Work instructions: The exercise asks for every line of the data to be reproduced exactly.

Data section:
........

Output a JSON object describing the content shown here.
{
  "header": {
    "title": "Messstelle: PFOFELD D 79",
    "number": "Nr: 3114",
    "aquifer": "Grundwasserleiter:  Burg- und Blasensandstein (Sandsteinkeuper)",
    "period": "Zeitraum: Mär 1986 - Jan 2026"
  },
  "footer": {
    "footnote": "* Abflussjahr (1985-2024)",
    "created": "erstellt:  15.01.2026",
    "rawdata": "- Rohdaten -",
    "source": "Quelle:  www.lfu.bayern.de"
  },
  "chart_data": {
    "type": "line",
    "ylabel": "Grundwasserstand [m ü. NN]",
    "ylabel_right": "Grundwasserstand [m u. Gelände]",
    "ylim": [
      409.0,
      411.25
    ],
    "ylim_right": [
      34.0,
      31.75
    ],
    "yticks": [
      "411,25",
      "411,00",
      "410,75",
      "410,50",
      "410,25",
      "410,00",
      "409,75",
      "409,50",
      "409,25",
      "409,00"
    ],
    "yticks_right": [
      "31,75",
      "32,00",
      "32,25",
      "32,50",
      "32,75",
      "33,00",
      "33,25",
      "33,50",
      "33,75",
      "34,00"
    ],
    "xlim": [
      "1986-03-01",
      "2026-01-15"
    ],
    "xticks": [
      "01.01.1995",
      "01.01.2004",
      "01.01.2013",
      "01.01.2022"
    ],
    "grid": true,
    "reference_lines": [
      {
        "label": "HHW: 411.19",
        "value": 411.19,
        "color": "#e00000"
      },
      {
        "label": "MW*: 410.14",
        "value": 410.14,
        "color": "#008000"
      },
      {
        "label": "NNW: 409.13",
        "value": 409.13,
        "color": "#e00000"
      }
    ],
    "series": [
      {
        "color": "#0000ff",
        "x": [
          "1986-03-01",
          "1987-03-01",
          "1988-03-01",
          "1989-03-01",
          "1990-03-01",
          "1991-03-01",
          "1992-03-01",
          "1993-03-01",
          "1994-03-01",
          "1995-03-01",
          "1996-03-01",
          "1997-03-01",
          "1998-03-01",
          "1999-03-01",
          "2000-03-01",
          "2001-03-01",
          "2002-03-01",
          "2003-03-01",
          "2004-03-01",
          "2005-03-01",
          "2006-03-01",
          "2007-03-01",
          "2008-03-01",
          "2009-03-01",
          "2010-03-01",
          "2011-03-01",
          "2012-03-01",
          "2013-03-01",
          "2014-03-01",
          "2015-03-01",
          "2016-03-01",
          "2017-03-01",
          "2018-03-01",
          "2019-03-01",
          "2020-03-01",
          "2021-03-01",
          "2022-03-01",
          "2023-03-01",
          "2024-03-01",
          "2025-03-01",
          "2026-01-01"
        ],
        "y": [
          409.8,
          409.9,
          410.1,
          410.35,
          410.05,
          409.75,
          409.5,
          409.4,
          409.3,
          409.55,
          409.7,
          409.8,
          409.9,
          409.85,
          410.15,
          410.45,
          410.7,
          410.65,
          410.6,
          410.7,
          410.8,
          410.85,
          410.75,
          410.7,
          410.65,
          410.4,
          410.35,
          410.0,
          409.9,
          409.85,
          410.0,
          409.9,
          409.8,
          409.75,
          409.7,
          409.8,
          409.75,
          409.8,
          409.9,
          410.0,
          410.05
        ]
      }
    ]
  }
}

........

Answer to the exercise:
Output a JSON object describing the content shown here.
{
  "header": {
    "title": "Messstelle: PFOFELD D 79",
    "number": "Nr: 3114",
    "aquifer": "Grundwasserleiter:  Burg- und Blasensandstein (Sandsteinkeuper)",
    "period": "Zeitraum: Mär 1986 - Jan 2026"
  },
  "footer": {
    "footnote": "* Abflussjahr (1985-2024)",
    "created": "erstellt:  15.01.2026",
    "rawdata": "- Rohdaten -",
    "source": "Quelle:  www.lfu.bayern.de"
  },
  "chart_data": {
    "type": "line",
    "ylabel": "Grundwasserstand [m ü. NN]",
    "ylabel_right": "Grundwasserstand [m u. Gelände]",
    "ylim": [
      409.0,
      411.25
    ],
    "ylim_right": [
      34.0,
      31.75
    ],
    "yticks": [
      "411,25",
      "411,00",
      "410,75",
      "410,50",
      "410,25",
      "410,00",
      "409,75",
      "409,50",
      "409,25",
      "409,00"
    ],
    "yticks_right": [
      "31,75",
      "32,00",
      "32,25",
      "32,50",
      "32,75",
      "33,00",
      "33,25",
      "33,50",
      "33,75",
      "34,00"
    ],
    "xlim": [
      "1986-03-01",
      "2026-01-15"
    ],
    "xticks": [
      "01.01.1995",
      "01.01.2004",
      "01.01.2013",
      "01.01.2022"
    ],
    "grid": true,
    "reference_lines": [
      {
        "label": "HHW: 411.19",
        "value": 411.19,
        "color": "#e00000"
      },
      {
        "label": "MW*: 410.14",
        "value": 410.14,
        "color": "#008000"
      },
      {
        "label": "NNW: 409.13",
        "value": 409.13,
        "color": "#e00000"
      }
    ],
    "series": [
      {
        "color": "#0000ff",
        "x": [
          "1986-03-01",
          "1987-03-01",
          "1988-03-01",
          "1989-03-01",
          "1990-03-01",
          "1991-03-01",
          "1992-03-01",
          "1993-03-01",
          "1994-03-01",
          "1995-03-01",
          "1996-03-01",
          "1997-03-01",
          "1998-03-01",
          "1999-03-01",
          "2000-03-01",
          "2001-03-01",
          "2002-03-01",
          "2003-03-01",
          "2004-03-01",
          "2005-03-01",
          "2006-03-01",
          "2007-03-01",
          "2008-03-01",
          "2009-03-01",
          "2010-03-01",
          "2011-03-01",
          "2012-03-01",
          "2013-03-01",
          "2014-03-01",
          "2015-03-01",
          "2016-03-01",
          "2017-03-01",
          "2018-03-01",
          "2019-03-01",
          "2020-03-01",
          "2021-03-01",
          "2022-03-01",
          "2023-03-01",
          "2024-03-01",
          "2025-03-01",
          "2026-01-01"
        ],
        "y": [
          409.8,
          409.9,
          410.1,
          410.35,
          410.05,
          409.75,
          409.5,
          409.4,
          409.3,
          409.55,
          409.7,
          409.8,
          409.9,
          409.85,
          410.15,
          410.45,
          410.7,
          410.65,
          410.6,
          410.7,
          410.8,
          410.85,
          410.75,
          410.7,
          410.65,
          410.4,
          410.35,
          410.0,
          409.9,
          409.85,
          410.0,
          409.9,
          409.8,
          409.75,
          409.7,
          409.8,
          409.75,
          409.8,
          409.9,
          410.0,
          410.05
        ]
      }
    ]
  }
}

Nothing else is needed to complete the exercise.